◆ Exercise directions
Narrow the data below down to the lines containing "esas".

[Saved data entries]
======
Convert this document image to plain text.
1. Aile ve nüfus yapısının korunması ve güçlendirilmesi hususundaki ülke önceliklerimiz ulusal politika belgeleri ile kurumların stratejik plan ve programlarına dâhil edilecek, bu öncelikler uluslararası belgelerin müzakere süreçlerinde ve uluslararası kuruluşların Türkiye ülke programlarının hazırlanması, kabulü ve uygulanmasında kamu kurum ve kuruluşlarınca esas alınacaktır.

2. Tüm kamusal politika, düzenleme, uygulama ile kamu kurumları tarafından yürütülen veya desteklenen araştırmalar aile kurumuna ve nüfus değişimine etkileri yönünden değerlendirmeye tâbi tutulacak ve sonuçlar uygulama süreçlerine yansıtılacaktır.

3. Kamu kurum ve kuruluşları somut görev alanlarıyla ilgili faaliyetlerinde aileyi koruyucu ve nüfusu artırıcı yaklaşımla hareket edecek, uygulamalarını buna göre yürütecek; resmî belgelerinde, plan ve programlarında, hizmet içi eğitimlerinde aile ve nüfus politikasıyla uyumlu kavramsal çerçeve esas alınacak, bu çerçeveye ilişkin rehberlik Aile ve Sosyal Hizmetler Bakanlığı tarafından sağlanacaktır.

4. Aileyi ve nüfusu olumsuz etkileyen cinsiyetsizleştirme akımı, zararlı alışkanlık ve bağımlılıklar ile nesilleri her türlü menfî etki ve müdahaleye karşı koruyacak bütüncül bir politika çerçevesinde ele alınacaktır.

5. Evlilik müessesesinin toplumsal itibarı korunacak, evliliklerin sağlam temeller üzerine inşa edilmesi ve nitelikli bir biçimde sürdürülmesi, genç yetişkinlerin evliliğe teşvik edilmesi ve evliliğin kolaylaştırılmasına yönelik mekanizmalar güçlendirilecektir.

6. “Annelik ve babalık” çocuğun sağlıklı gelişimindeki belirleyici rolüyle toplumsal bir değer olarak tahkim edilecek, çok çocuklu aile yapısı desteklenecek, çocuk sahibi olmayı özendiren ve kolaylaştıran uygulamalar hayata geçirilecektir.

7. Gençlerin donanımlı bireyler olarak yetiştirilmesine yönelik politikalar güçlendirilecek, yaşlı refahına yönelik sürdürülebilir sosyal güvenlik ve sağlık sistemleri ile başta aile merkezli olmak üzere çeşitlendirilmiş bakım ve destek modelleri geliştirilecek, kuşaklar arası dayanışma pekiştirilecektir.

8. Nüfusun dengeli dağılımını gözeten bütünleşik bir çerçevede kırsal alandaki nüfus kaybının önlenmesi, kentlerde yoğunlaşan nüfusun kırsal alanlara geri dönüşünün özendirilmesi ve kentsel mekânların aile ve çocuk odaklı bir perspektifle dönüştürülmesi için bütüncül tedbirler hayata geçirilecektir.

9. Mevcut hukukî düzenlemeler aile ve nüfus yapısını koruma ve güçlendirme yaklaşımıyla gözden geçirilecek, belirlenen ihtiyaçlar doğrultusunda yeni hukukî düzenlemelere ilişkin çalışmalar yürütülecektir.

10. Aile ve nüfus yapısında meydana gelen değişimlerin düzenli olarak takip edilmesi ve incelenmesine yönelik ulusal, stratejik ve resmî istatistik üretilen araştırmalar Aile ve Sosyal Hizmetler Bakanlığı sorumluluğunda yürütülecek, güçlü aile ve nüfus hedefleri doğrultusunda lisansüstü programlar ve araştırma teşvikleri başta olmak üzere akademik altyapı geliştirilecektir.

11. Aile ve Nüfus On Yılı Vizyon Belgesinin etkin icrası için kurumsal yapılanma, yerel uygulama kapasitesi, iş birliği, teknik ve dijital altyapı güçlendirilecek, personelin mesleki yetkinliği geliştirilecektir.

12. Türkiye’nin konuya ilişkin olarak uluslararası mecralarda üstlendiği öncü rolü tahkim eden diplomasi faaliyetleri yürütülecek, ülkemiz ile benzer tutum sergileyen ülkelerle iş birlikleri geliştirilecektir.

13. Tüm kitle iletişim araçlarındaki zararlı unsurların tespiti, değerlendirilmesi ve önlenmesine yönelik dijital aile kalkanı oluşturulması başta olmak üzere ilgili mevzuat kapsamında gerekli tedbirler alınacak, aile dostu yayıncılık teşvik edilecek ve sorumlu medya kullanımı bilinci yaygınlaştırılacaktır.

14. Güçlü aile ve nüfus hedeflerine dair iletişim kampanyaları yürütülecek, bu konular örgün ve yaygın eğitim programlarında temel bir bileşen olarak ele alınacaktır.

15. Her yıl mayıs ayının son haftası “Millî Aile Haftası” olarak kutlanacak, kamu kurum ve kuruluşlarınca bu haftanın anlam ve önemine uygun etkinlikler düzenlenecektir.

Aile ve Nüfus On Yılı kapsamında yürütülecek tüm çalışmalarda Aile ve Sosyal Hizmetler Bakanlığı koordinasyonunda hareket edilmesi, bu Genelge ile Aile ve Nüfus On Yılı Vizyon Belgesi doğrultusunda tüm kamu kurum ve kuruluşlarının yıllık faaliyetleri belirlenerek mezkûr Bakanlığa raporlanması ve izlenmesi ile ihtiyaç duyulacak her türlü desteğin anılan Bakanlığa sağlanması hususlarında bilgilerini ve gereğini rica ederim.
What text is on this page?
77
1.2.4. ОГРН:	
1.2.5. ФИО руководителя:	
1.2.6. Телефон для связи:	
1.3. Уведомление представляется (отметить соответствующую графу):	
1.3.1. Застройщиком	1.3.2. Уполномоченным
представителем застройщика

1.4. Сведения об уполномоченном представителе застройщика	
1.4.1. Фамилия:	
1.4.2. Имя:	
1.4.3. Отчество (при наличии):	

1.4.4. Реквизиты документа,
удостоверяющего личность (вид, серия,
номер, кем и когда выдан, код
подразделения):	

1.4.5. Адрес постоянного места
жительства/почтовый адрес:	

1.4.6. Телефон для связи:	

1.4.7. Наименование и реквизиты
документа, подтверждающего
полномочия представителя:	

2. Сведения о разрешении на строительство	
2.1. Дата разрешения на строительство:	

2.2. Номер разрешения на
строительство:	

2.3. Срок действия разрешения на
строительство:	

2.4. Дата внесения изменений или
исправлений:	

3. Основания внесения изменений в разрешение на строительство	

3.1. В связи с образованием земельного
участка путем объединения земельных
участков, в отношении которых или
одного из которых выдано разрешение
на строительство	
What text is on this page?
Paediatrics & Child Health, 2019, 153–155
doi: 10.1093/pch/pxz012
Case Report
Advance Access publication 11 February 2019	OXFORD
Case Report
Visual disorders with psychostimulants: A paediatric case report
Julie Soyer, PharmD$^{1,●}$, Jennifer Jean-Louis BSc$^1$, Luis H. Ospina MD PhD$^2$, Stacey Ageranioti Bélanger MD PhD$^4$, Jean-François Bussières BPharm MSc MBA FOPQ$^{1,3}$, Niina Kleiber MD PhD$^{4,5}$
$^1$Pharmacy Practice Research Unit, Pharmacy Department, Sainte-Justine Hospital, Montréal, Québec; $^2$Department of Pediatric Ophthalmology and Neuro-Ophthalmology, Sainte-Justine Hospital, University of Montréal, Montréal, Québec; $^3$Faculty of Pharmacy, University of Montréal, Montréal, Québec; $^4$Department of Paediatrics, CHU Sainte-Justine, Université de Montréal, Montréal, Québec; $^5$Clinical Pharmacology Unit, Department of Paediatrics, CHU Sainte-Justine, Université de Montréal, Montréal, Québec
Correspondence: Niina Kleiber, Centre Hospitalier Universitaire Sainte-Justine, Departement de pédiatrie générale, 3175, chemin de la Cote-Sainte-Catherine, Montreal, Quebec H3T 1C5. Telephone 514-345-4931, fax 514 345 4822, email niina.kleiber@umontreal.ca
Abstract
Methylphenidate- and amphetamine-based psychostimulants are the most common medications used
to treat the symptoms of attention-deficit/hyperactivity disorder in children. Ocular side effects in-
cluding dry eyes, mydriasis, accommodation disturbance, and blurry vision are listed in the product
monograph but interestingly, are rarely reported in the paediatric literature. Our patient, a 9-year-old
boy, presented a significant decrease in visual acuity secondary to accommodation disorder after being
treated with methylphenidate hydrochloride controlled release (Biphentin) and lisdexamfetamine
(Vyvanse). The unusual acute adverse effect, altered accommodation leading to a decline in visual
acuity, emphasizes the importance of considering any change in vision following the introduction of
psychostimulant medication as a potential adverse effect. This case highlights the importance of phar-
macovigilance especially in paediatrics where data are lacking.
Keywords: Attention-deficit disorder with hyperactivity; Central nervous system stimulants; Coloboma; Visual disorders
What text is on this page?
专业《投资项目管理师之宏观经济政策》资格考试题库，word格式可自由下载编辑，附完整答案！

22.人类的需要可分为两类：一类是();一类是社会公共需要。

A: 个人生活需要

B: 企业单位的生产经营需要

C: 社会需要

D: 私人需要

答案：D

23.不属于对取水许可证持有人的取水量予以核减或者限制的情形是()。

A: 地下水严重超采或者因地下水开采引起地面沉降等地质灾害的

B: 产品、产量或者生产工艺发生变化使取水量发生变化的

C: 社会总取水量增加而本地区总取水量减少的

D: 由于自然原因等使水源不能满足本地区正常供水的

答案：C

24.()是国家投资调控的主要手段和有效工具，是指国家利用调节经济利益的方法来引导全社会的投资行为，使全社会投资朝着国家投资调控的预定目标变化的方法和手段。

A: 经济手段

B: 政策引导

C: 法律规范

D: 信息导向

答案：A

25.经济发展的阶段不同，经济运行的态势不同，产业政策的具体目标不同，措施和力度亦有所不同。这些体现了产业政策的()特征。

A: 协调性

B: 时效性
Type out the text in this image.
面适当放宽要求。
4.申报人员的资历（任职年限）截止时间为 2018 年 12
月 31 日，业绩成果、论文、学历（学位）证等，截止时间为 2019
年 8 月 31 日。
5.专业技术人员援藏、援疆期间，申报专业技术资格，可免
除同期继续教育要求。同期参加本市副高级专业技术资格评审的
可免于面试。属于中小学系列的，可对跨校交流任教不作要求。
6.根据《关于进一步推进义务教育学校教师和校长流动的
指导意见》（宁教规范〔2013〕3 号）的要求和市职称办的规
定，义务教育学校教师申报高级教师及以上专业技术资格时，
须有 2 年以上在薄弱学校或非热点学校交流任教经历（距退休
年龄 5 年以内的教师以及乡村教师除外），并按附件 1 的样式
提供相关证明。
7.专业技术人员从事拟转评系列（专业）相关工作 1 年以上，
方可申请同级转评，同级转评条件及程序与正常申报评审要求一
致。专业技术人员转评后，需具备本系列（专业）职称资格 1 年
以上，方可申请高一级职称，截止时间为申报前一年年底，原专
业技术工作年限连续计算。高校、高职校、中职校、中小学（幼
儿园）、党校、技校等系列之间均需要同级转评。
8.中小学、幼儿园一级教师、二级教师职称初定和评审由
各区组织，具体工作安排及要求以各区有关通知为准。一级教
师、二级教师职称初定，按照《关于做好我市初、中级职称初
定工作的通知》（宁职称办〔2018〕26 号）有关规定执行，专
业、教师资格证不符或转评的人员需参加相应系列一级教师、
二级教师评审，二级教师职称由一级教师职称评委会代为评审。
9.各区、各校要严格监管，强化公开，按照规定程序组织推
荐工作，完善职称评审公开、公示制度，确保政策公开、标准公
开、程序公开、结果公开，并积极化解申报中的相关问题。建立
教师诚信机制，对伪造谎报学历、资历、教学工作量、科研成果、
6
======
◆ Exercise output
1. Aile ve nüfus yapısının korunması ve güçlendirilmesi hususundaki ülke önceliklerimiz ulusal politika belgeleri ile kurumların stratejik plan ve programlarına dâhil edilecek, bu öncelikler uluslararası belgelerin müzakere süreçlerinde ve uluslararası kuruluşların Türkiye ülke programlarının hazırlanması, kabulü ve uygulanmasında kamu kurum ve kuruluşlarınca esas alınacaktır.
3. Kamu kurum ve kuruluşları somut görev alanlarıyla ilgili faaliyetlerinde aileyi koruyucu ve nüfusu artırıcı yaklaşımla hareket edecek, uygulamalarını buna göre yürütecek; resmî belgelerinde, plan ve programlarında, hizmet içi eğitimlerinde aile ve nüfus politikasıyla uyumlu kavramsal çerçeve esas alınacak, bu çerçeveye ilişkin rehberlik Aile ve Sosyal Hizmetler Bakanlığı tarafından sağlanacaktır.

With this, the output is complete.